§ Written problem:
Each record below should be output verbatim, without pictures.

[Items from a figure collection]
------------

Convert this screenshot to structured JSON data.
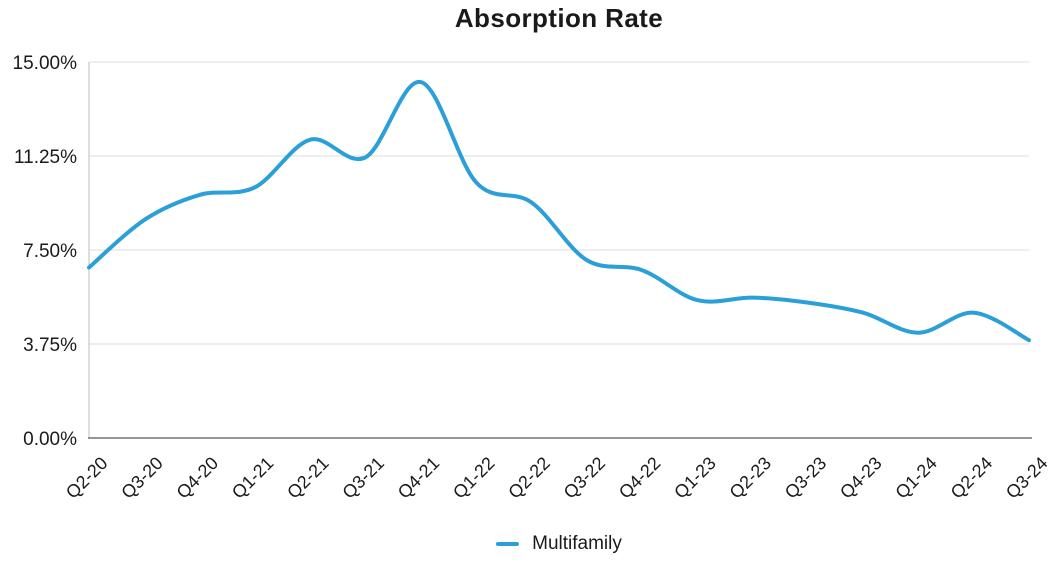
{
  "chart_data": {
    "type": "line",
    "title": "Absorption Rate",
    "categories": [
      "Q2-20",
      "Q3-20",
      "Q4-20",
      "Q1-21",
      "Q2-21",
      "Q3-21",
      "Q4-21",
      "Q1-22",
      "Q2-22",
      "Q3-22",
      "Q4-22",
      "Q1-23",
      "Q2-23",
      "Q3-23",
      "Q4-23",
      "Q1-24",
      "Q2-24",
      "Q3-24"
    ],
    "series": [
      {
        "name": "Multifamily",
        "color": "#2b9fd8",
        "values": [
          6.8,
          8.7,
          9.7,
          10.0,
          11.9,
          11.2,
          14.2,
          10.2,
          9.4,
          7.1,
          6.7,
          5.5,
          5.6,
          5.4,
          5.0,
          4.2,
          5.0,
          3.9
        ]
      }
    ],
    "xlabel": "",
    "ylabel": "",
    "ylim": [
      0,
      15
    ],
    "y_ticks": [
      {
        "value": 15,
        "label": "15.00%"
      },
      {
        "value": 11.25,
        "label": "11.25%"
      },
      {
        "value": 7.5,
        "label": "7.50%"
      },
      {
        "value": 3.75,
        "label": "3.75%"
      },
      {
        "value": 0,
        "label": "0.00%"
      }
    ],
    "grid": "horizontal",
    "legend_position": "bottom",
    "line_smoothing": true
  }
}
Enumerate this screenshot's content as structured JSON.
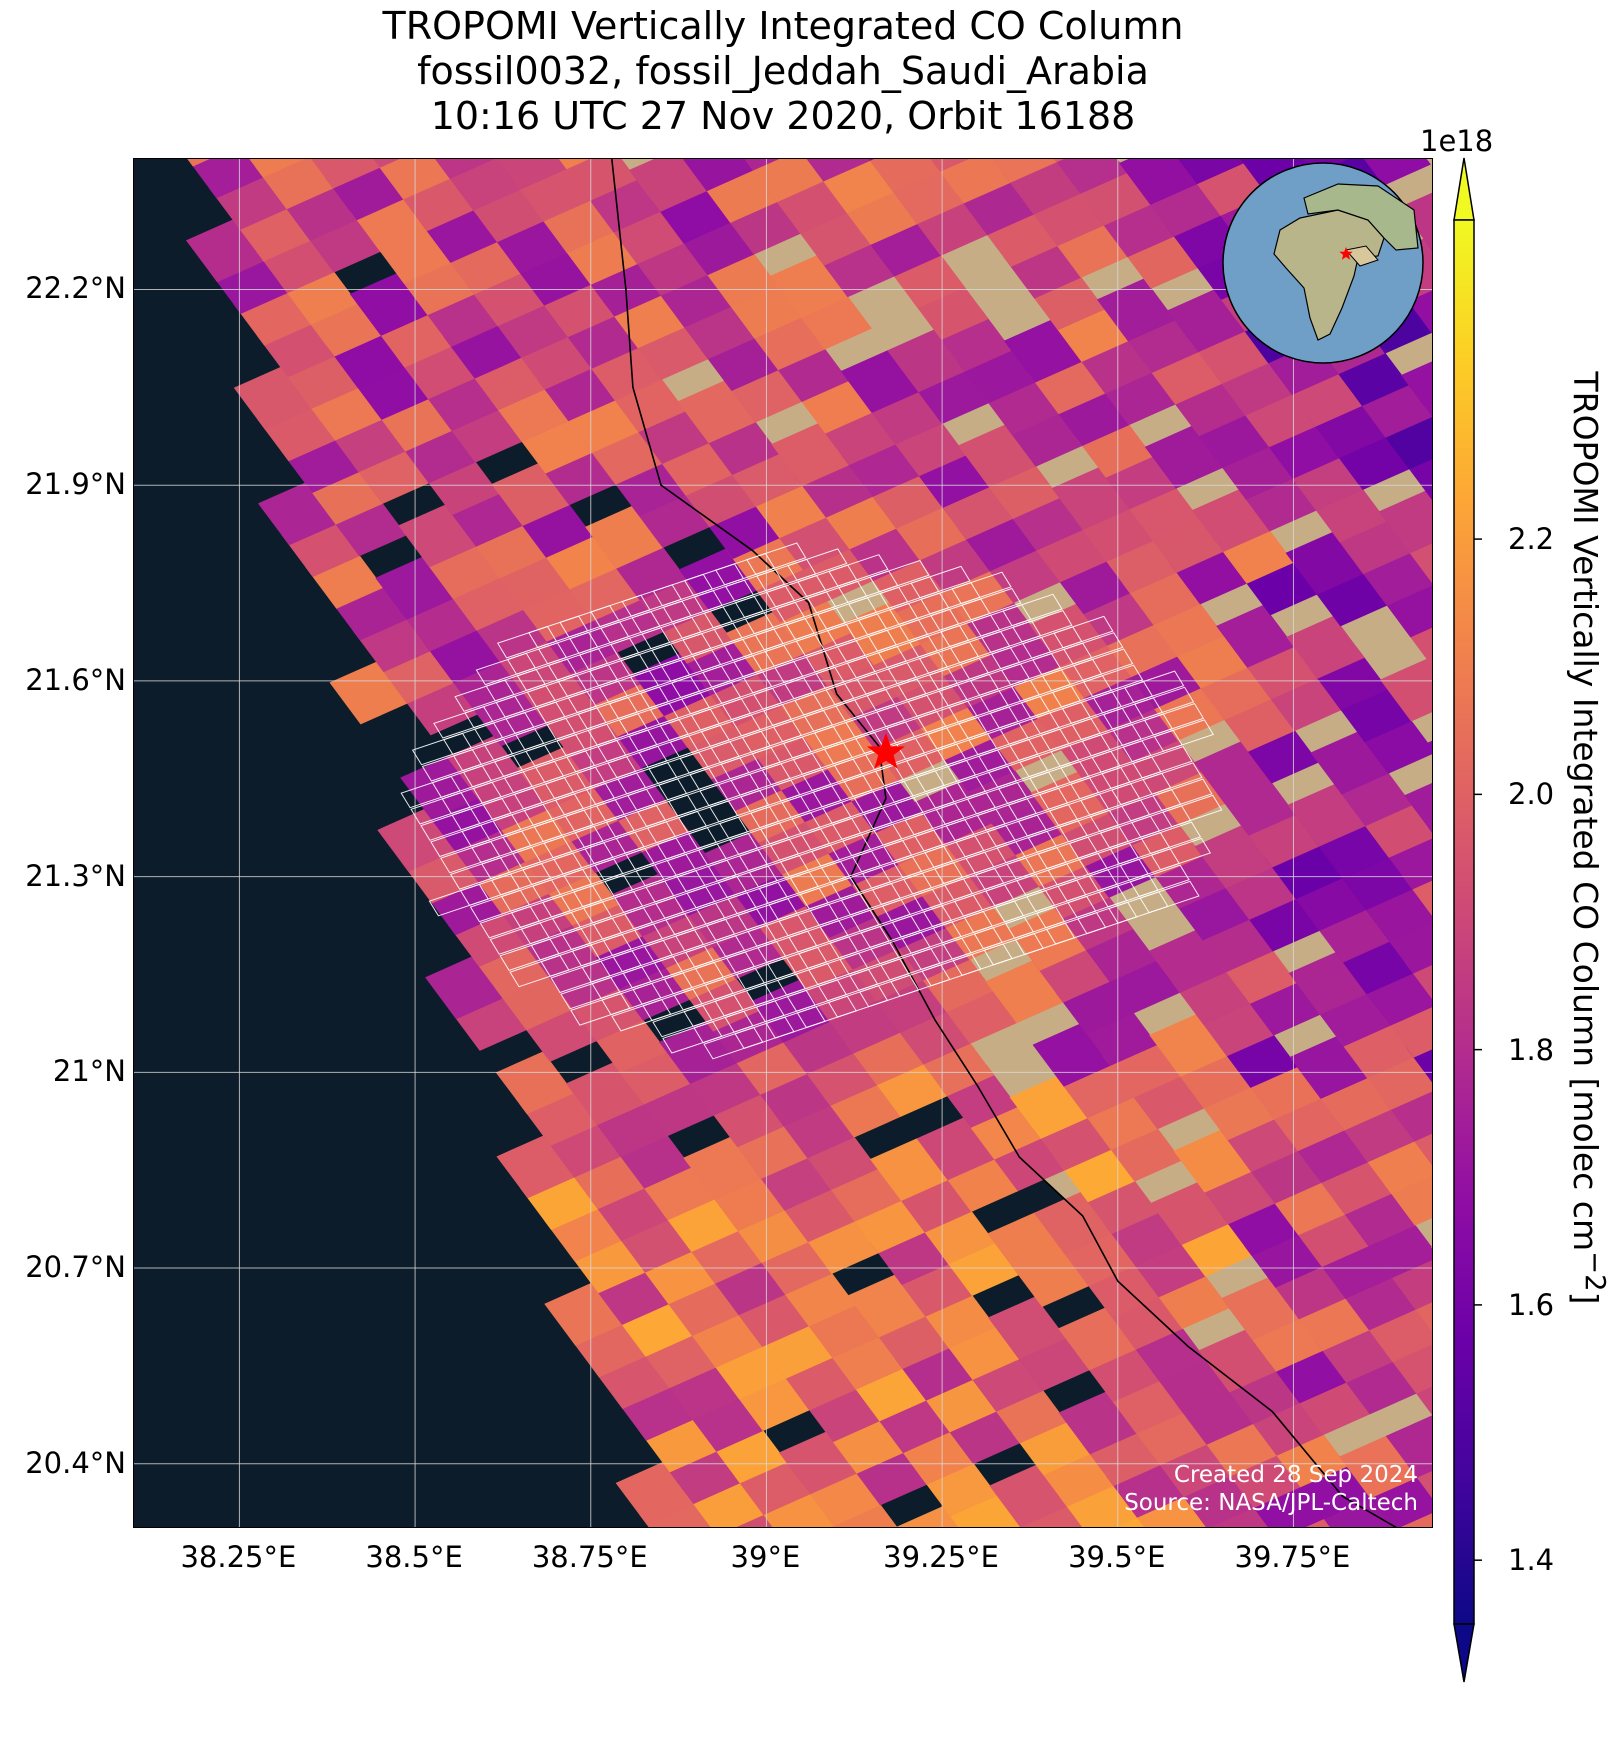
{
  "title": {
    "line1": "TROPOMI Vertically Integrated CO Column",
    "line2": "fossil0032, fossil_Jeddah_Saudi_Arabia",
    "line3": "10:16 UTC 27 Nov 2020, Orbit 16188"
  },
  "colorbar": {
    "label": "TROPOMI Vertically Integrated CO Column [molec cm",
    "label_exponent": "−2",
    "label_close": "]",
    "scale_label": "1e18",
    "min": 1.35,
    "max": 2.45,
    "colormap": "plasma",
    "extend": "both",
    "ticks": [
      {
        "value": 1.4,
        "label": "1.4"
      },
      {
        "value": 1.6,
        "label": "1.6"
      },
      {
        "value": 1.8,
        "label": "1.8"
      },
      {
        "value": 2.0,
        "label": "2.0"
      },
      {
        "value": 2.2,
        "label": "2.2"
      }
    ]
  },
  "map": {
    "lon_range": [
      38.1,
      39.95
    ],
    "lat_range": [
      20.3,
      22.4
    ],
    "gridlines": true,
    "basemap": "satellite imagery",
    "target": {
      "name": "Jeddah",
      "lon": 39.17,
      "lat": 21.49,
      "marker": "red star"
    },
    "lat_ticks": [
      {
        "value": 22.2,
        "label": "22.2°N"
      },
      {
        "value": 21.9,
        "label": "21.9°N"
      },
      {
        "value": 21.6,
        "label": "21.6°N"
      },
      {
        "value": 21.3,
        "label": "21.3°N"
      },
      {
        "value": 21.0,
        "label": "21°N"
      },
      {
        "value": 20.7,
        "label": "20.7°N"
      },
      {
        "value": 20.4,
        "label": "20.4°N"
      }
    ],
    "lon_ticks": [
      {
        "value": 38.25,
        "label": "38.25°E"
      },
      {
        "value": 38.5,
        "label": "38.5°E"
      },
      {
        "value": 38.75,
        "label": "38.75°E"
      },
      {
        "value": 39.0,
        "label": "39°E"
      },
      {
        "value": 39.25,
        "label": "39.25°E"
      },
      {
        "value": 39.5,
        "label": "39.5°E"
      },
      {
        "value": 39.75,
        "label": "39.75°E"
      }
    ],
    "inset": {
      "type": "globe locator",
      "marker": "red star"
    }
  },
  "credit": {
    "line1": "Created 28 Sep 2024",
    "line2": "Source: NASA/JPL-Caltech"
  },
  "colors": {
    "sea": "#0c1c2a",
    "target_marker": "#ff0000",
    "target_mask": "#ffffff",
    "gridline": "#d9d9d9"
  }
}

------------

§ Output:
Convert this screenshot to structured JSON data.
{
  "chart_data": {
    "type": "line",
    "title": "Absorption Rate",
    "categories": [
      "Q2-20",
      "Q3-20",
      "Q4-20",
      "Q1-21",
      "Q2-21",
      "Q3-21",
      "Q4-21",
      "Q1-22",
      "Q2-22",
      "Q3-22",
      "Q4-22",
      "Q1-23",
      "Q2-23",
      "Q3-23",
      "Q4-23",
      "Q1-24",
      "Q2-24",
      "Q3-24"
    ],
    "series": [
      {
        "name": "Multifamily",
        "color": "#2b9fd8",
        "values": [
          6.8,
          8.7,
          9.7,
          10.0,
          11.9,
          11.2,
          14.2,
          10.2,
          9.4,
          7.1,
          6.7,
          5.5,
          5.6,
          5.4,
          5.0,
          4.2,
          5.0,
          3.9
        ]
      }
    ],
    "xlabel": "",
    "ylabel": "",
    "ylim": [
      0,
      15
    ],
    "y_ticks": [
      {
        "value": 15,
        "label": "15.00%"
      },
      {
        "value": 11.25,
        "label": "11.25%"
      },
      {
        "value": 7.5,
        "label": "7.50%"
      },
      {
        "value": 3.75,
        "label": "3.75%"
      },
      {
        "value": 0,
        "label": "0.00%"
      }
    ],
    "grid": "horizontal",
    "legend_position": "bottom",
    "line_smoothing": true
  }
}
Enumerate this screenshot's content as structured JSON.
{
  "title": {
    "line1": "TROPOMI Vertically Integrated CO Column",
    "line2": "fossil0032, fossil_Jeddah_Saudi_Arabia",
    "line3": "10:16 UTC 27 Nov 2020, Orbit 16188"
  },
  "colorbar": {
    "label": "TROPOMI Vertically Integrated CO Column [molec cm",
    "label_exponent": "−2",
    "label_close": "]",
    "scale_label": "1e18",
    "min": 1.35,
    "max": 2.45,
    "colormap": "plasma",
    "extend": "both",
    "ticks": [
      {
        "value": 1.4,
        "label": "1.4"
      },
      {
        "value": 1.6,
        "label": "1.6"
      },
      {
        "value": 1.8,
        "label": "1.8"
      },
      {
        "value": 2.0,
        "label": "2.0"
      },
      {
        "value": 2.2,
        "label": "2.2"
      }
    ]
  },
  "map": {
    "lon_range": [
      38.1,
      39.95
    ],
    "lat_range": [
      20.3,
      22.4
    ],
    "gridlines": true,
    "basemap": "satellite imagery",
    "target": {
      "name": "Jeddah",
      "lon": 39.17,
      "lat": 21.49,
      "marker": "red star"
    },
    "lat_ticks": [
      {
        "value": 22.2,
        "label": "22.2°N"
      },
      {
        "value": 21.9,
        "label": "21.9°N"
      },
      {
        "value": 21.6,
        "label": "21.6°N"
      },
      {
        "value": 21.3,
        "label": "21.3°N"
      },
      {
        "value": 21.0,
        "label": "21°N"
      },
      {
        "value": 20.7,
        "label": "20.7°N"
      },
      {
        "value": 20.4,
        "label": "20.4°N"
      }
    ],
    "lon_ticks": [
      {
        "value": 38.25,
        "label": "38.25°E"
      },
      {
        "value": 38.5,
        "label": "38.5°E"
      },
      {
        "value": 38.75,
        "label": "38.75°E"
      },
      {
        "value": 39.0,
        "label": "39°E"
      },
      {
        "value": 39.25,
        "label": "39.25°E"
      },
      {
        "value": 39.5,
        "label": "39.5°E"
      },
      {
        "value": 39.75,
        "label": "39.75°E"
      }
    ],
    "inset": {
      "type": "globe locator",
      "marker": "red star"
    }
  },
  "credit": {
    "line1": "Created 28 Sep 2024",
    "line2": "Source: NASA/JPL-Caltech"
  },
  "colors": {
    "sea": "#0c1c2a",
    "target_marker": "#ff0000",
    "target_mask": "#ffffff",
    "gridline": "#d9d9d9"
  }
}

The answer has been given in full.